Say how many lines hold the string "realizacji"; please write nothing but the number.

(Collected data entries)
%%
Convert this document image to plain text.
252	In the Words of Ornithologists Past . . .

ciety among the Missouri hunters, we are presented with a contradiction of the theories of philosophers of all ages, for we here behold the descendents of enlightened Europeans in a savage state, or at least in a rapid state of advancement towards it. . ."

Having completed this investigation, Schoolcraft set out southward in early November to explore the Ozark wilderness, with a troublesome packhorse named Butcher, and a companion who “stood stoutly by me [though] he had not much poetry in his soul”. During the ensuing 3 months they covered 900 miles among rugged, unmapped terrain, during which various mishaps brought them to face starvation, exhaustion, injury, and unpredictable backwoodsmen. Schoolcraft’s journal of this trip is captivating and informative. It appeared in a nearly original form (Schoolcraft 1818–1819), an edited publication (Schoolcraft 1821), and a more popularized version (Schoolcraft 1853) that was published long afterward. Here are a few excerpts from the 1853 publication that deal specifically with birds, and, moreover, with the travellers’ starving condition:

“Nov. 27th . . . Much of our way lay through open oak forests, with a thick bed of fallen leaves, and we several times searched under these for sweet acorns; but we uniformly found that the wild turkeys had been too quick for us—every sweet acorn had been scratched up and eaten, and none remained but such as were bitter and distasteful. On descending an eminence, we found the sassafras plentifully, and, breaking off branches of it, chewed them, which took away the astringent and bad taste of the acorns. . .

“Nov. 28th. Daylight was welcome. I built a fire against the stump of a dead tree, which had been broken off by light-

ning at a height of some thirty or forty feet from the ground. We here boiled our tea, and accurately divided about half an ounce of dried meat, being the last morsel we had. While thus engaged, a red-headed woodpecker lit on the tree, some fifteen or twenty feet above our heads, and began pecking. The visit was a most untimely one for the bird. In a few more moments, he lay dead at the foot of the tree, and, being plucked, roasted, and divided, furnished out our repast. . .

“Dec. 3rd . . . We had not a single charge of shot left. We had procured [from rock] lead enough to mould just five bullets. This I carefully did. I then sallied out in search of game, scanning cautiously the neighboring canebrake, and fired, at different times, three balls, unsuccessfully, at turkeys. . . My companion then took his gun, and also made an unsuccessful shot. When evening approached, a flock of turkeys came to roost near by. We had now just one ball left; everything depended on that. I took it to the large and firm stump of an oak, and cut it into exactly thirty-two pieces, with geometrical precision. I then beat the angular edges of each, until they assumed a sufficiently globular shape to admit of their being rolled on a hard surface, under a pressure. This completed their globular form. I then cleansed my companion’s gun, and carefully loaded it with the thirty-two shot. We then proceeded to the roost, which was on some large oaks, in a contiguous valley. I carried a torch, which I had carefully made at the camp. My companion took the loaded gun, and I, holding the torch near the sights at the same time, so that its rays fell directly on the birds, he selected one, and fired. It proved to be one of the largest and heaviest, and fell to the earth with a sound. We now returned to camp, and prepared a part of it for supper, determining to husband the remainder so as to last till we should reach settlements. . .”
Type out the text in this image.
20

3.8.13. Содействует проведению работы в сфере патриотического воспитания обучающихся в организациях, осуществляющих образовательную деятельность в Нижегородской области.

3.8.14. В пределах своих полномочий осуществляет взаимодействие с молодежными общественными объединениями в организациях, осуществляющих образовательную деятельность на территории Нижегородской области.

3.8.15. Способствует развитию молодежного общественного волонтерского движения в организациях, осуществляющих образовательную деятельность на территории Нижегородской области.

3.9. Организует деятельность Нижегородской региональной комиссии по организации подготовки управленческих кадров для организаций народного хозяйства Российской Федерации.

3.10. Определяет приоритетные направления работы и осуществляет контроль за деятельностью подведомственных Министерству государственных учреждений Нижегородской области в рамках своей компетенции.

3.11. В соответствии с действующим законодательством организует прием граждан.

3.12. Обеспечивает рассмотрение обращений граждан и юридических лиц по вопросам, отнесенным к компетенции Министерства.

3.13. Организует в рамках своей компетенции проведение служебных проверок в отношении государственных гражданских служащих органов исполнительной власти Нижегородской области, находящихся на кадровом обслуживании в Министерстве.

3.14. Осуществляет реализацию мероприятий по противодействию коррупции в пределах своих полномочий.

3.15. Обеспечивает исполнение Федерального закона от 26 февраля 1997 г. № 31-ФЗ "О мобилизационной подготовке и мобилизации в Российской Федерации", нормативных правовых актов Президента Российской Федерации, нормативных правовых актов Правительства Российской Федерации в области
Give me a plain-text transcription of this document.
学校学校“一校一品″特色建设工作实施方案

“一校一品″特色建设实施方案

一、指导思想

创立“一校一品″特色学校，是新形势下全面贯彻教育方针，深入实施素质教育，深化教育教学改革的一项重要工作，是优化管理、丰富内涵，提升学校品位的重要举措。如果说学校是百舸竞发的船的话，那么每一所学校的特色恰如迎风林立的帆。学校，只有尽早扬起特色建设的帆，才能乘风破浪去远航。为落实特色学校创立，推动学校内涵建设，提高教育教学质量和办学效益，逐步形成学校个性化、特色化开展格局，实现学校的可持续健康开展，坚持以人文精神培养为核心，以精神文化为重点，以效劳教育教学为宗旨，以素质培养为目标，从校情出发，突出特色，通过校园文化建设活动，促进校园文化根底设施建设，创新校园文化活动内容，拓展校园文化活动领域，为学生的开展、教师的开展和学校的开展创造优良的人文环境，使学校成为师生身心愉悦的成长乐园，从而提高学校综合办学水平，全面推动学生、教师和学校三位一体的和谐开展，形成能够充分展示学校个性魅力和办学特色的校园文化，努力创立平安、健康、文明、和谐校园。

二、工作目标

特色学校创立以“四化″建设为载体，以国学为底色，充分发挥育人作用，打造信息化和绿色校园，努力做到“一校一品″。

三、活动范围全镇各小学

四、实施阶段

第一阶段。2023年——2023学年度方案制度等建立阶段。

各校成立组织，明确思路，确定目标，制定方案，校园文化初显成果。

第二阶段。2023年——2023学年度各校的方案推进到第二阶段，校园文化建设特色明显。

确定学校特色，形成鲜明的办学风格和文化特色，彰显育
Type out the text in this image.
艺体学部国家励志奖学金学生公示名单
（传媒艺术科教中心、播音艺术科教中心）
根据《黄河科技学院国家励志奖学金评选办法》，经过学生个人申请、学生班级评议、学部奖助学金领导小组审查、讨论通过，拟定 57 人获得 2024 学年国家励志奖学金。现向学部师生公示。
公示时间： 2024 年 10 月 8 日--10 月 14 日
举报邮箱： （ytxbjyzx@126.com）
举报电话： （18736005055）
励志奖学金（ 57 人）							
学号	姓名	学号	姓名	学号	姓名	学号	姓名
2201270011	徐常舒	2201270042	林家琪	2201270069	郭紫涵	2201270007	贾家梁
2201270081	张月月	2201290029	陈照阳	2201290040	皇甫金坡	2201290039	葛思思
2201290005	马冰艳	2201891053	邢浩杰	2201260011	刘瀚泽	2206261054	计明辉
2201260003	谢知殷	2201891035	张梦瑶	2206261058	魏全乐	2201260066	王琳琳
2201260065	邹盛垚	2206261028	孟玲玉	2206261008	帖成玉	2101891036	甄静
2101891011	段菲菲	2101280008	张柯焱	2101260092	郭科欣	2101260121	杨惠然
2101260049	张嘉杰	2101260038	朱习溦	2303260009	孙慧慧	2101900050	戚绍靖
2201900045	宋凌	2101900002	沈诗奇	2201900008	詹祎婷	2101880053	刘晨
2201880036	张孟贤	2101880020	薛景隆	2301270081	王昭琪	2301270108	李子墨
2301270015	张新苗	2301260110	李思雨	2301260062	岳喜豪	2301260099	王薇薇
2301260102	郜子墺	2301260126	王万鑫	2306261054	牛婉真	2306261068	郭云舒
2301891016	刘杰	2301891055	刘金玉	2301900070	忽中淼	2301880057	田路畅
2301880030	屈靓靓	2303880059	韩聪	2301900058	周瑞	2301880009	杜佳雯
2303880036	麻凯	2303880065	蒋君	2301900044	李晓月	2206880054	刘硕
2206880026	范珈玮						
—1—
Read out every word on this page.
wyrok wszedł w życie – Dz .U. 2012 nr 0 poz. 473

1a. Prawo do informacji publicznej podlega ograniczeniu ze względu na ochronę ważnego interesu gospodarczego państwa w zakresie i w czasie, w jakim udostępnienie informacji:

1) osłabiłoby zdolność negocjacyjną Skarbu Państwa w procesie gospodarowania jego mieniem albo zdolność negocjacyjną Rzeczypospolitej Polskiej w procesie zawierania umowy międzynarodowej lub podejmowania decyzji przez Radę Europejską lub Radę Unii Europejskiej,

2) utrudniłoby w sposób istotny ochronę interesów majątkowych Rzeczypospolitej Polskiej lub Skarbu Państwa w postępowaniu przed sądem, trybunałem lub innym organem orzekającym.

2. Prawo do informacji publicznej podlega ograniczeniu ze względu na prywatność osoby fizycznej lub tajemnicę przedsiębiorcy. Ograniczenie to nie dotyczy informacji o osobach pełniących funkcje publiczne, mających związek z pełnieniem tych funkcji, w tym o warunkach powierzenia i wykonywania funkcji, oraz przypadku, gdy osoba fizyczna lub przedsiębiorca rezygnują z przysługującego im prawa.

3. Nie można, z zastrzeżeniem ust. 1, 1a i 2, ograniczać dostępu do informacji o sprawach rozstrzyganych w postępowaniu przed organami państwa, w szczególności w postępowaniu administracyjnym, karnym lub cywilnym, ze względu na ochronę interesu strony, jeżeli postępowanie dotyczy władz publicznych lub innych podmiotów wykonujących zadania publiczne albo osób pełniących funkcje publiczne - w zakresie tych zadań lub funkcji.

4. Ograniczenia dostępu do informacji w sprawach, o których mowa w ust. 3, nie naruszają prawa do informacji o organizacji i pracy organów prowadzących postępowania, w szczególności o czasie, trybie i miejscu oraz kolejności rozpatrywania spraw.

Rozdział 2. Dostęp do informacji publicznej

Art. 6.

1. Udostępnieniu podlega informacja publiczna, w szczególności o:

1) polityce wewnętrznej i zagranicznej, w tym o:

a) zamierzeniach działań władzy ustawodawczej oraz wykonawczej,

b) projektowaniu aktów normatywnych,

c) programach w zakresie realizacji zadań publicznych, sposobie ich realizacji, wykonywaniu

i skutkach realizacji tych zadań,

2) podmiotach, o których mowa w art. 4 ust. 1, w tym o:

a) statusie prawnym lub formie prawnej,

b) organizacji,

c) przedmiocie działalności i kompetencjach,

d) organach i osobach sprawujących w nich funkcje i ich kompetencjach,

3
%%
◆ **Solution below**: 2